March 21, 2010: a date that will forever be considered one of the most important in Minnesota Twins history.
A time in the baseball calendar that is generally reserved for spring training updates and fantasy buzz was dominated by the news that Joe Mauer and his hometown Twins had agreed on an 8-year, $184M contract.
Just add one more layer to a season already full of history, even though it isn't even under way yet.
On April 12, Target Field will open its doors for regular season baseball for the first time, as the Twins are set to take on the Boston Red Sox. This stadium is the culmination of over 15 years of work and political strife.
In fact, the Twins once threatened to move to the Carolinas and then were on MLB's contraction chopping block along with the woebegone Montreal Expos in 2001.
Fast-forwarding to the present, the franchise's outlook is considerably sunnier. Mauer and Target Field have combined to save the franchise.

• WORK INSTRUCTIONS
Can you continue the piece on Joe Mauer's contract and Target Field from its final sentence?

• STORED ROWS
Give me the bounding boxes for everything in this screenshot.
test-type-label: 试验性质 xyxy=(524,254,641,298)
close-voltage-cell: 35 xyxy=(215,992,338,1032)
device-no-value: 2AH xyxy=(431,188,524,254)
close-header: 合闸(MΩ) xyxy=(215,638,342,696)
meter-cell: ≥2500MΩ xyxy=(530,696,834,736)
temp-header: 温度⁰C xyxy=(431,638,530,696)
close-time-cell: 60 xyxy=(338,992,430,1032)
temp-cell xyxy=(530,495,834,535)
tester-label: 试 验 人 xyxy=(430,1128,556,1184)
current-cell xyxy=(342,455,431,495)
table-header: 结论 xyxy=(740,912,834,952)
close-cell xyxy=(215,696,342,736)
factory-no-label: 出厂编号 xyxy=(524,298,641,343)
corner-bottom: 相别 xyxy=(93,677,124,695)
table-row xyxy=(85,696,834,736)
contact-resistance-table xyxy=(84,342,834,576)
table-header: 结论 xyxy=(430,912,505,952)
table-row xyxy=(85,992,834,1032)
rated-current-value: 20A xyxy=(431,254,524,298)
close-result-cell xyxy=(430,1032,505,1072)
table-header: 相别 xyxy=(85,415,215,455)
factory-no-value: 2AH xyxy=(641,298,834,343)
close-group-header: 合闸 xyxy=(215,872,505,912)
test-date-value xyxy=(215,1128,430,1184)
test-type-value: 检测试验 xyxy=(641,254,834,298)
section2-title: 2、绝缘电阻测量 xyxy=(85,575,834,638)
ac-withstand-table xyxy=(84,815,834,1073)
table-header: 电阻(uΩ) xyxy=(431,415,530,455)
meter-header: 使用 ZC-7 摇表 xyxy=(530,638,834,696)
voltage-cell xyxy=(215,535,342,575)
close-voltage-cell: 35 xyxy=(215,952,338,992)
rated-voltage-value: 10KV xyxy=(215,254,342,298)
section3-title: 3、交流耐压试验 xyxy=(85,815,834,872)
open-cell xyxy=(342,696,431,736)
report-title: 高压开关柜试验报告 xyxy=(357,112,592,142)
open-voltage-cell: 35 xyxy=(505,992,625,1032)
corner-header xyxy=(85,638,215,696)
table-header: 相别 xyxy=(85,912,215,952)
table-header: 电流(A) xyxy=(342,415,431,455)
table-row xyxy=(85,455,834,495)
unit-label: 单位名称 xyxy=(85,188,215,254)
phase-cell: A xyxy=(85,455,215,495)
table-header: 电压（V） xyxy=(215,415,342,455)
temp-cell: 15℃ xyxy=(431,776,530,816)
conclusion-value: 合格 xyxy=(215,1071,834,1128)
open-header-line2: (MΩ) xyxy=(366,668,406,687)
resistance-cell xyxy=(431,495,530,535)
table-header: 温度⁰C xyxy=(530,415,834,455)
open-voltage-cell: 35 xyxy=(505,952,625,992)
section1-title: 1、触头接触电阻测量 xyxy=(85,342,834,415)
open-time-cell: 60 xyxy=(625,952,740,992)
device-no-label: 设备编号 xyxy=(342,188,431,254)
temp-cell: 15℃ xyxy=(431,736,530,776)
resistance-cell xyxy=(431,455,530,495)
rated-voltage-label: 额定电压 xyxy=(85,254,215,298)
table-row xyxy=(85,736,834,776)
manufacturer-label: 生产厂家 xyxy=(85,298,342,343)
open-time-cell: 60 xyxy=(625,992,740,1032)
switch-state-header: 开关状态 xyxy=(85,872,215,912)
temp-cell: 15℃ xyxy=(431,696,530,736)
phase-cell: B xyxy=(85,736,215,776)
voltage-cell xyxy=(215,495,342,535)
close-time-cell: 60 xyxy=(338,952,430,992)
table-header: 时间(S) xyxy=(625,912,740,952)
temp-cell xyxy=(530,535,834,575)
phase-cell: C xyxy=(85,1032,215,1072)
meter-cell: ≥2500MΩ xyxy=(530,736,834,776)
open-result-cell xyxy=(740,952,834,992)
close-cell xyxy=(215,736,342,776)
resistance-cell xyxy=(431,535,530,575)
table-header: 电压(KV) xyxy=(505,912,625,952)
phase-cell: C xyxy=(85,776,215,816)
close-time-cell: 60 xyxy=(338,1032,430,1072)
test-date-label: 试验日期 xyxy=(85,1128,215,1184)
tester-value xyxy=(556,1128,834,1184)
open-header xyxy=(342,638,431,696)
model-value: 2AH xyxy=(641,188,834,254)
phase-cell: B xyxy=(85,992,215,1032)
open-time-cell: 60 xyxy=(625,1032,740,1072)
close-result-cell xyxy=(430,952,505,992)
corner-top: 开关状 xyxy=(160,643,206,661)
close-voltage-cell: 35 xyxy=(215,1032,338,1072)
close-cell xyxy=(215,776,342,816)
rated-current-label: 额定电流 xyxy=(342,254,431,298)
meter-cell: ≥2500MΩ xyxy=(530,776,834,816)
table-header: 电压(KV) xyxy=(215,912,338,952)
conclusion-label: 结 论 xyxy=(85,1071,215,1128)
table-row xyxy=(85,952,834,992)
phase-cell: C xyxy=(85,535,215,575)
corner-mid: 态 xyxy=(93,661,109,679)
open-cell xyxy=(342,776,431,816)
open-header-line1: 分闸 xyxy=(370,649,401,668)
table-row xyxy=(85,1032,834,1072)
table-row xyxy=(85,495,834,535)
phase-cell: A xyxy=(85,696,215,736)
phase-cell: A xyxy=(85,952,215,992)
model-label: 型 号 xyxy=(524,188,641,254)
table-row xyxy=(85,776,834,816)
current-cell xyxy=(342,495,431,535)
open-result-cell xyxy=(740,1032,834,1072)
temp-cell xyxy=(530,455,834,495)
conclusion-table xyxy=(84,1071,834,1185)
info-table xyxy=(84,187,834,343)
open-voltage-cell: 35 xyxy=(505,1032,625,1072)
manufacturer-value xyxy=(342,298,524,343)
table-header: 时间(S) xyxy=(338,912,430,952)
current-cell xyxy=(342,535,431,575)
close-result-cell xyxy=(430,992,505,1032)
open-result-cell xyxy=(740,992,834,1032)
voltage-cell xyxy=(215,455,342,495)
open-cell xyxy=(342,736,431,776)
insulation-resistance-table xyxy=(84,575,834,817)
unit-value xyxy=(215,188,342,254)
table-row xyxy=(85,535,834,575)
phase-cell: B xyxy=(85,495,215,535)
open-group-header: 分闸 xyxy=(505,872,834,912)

• RESPONSE
However, with brand-new tax-funded stadiums and large contracts to star players come high expectations. Now the question is whether or not the Twins can win their third World Series.
The Twins were a playoff team last season after an exhilarating extra-innings win over the Detroit Tigers in the AL Central tiebreaker. They went on to get swept by the New York Yankees in the ALDS, but the season was still generally considered a success.
Other than the Mauer signing, the Twins made other moves to bolster an already strong lineup. The O-Dawg, Orlando Hudson, was brought in to man second base, and they also traded the streaky Carlos Gomez to Milwaukee for shortstop J.J. Hardy to complete the new-look double play tandem. Also, former All-Star Jim Thome was brought in to help off the bench and DH part-time.
On paper, the Twins boast one of the best lineups in the majors—but the pitching staff has more question marks than their hitting counterparts.
Kevin Slowey is returning from a wrist injury that ended his 2009 campaign. He has looked phenomenal in spring ball, but the true test will come when the regular season kicks off.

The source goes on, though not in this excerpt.